• _GOAL_: Pick out the lines below that contain the string "无提前销售可裁剪" and copy them all.

[Stored data]
————

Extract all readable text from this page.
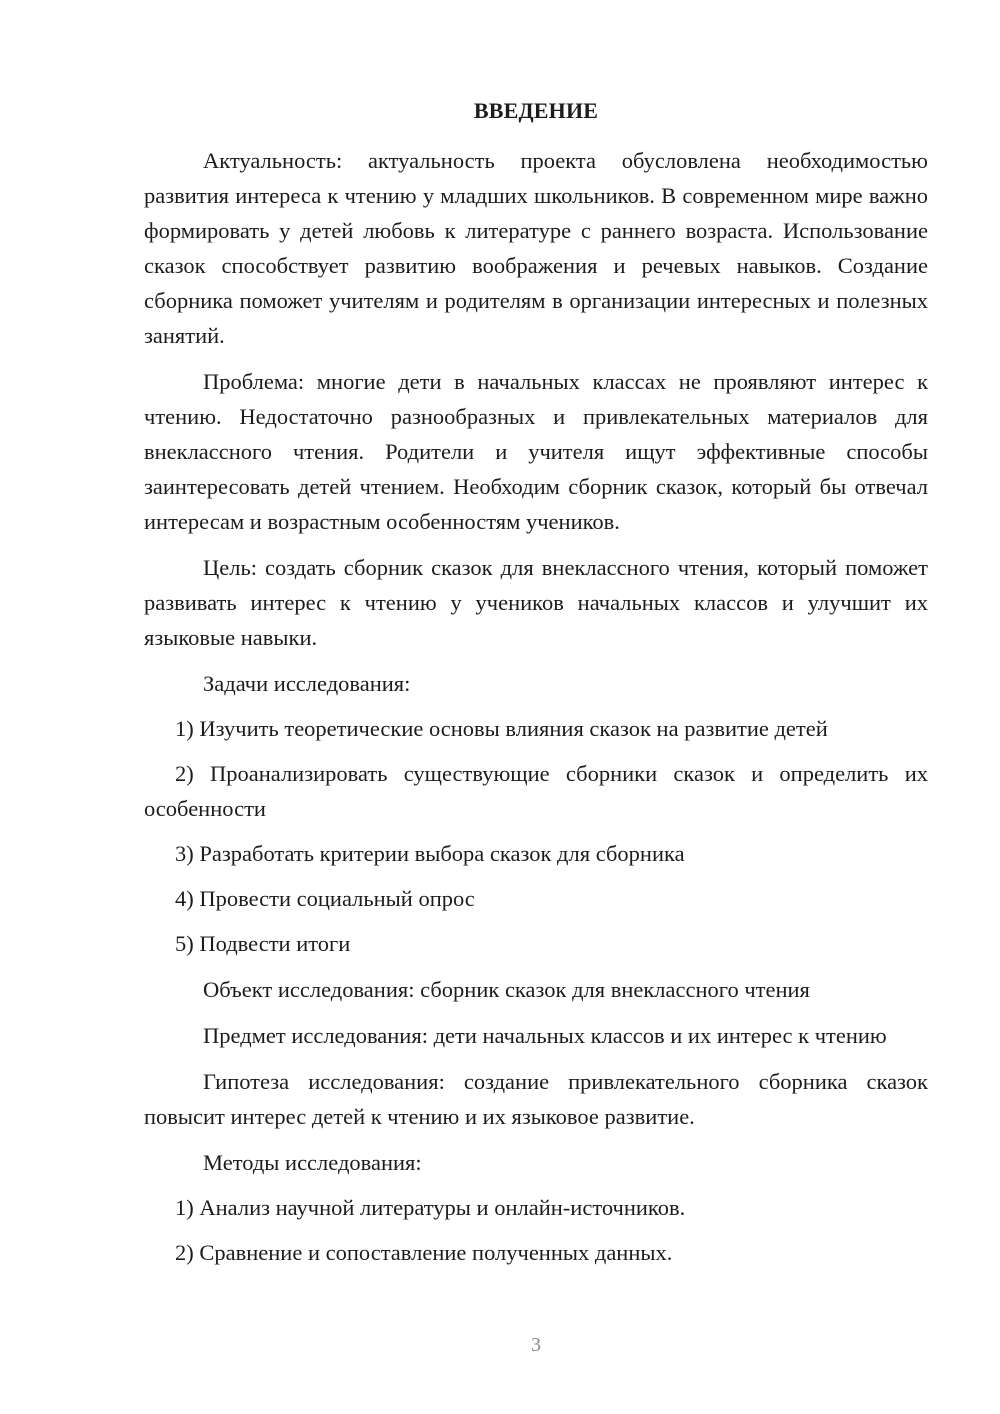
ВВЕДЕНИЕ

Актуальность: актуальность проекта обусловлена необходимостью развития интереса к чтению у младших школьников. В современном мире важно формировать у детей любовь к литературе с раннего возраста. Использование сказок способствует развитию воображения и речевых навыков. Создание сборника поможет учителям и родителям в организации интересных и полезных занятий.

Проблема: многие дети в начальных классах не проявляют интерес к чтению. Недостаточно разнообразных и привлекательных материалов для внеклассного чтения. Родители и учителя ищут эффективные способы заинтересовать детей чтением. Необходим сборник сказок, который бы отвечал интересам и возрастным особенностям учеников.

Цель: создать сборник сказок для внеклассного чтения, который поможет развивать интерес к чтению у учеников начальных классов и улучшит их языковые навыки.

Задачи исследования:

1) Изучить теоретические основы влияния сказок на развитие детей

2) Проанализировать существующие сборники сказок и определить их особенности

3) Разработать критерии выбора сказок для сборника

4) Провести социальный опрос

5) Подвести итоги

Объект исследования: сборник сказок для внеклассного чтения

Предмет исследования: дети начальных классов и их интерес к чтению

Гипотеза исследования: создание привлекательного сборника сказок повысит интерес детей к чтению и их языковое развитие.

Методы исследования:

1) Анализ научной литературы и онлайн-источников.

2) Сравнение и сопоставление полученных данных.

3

————

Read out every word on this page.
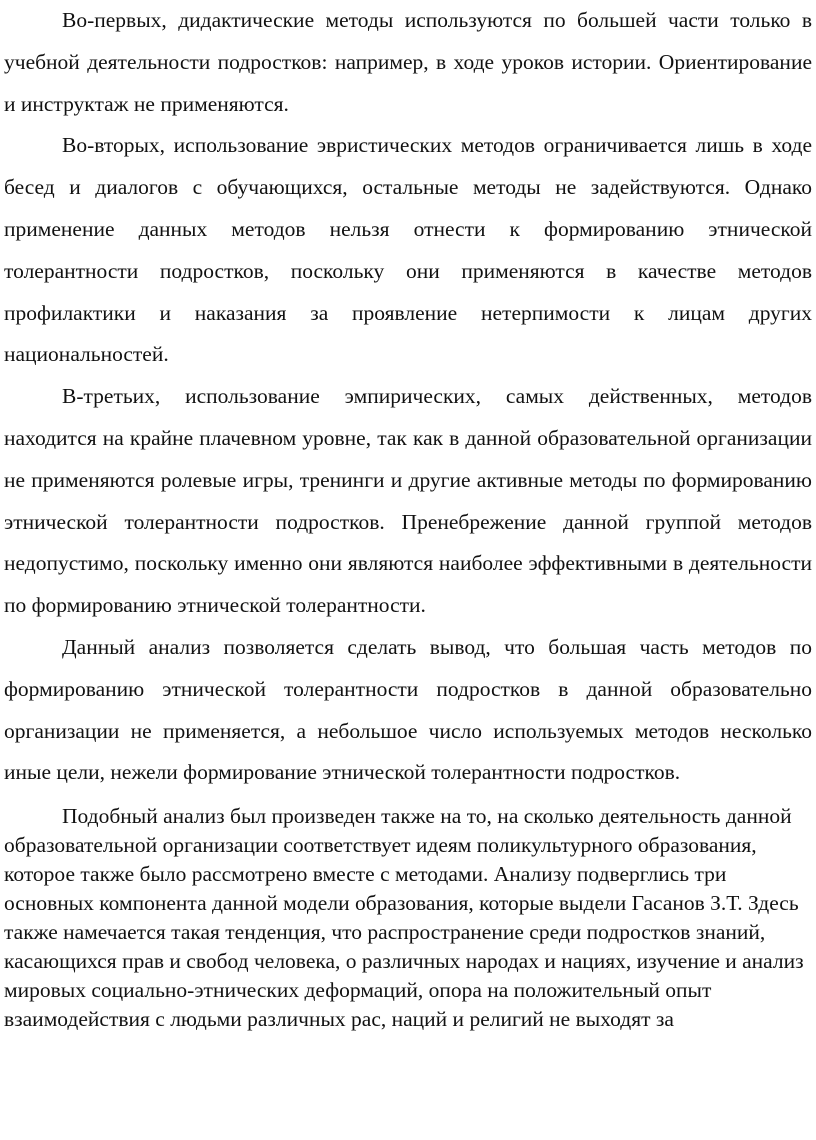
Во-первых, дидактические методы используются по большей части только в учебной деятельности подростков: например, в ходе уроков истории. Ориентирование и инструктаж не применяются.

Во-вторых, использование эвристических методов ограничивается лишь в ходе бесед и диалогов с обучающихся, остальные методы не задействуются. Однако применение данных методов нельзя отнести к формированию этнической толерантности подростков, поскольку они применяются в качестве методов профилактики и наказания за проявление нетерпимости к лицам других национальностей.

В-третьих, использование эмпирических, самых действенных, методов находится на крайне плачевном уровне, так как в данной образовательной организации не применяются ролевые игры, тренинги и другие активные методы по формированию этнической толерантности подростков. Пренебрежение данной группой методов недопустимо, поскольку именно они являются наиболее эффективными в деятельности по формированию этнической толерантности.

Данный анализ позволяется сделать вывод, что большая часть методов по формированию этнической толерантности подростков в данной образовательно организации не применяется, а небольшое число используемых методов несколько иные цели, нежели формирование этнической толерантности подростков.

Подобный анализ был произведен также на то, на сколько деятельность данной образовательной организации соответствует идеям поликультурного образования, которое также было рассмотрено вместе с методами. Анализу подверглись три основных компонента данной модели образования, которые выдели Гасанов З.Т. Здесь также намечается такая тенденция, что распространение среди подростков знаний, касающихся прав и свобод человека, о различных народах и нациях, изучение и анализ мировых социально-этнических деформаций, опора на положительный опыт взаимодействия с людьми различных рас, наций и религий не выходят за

————

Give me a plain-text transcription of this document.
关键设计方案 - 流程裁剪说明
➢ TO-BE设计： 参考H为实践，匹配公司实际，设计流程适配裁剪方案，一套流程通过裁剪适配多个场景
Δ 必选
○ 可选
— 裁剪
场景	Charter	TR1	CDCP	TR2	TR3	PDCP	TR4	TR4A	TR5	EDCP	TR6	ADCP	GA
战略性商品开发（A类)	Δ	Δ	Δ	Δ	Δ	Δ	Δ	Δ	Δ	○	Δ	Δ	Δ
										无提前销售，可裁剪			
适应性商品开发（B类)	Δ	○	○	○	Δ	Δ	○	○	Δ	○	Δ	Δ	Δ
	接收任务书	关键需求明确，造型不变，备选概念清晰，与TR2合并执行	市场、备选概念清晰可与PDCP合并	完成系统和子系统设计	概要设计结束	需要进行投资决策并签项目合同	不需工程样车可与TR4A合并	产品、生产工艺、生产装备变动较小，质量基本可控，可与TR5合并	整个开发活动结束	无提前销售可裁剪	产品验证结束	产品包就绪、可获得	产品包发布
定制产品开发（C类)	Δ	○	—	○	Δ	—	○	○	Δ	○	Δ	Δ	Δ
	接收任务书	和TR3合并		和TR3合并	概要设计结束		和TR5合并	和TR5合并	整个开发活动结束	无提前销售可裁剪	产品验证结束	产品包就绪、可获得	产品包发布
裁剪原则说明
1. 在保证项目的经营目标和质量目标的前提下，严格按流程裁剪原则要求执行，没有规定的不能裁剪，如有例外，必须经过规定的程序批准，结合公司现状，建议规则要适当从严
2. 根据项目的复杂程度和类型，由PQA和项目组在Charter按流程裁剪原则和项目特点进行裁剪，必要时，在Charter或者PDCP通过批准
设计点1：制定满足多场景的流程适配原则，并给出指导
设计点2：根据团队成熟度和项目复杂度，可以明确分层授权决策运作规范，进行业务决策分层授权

————

• _RESPONSE TO THE TASK_:
	接收任务书	关键需求明确，造型不变，备选概念清晰，与TR2合并执行	市场、备选概念清晰可与PDCP合并	完成系统和子系统设计	概要设计结束	需要进行投资决策并签项目合同	不需工程样车可与TR4A合并	产品、生产工艺、生产装备变动较小，质量基本可控，可与TR5合并	整个开发活动结束	无提前销售可裁剪	产品验证结束	产品包就绪、可获得	产品包发布
	接收任务书	和TR3合并		和TR3合并	概要设计结束		和TR5合并	和TR5合并	整个开发活动结束	无提前销售可裁剪	产品验证结束	产品包就绪、可获得	产品包发布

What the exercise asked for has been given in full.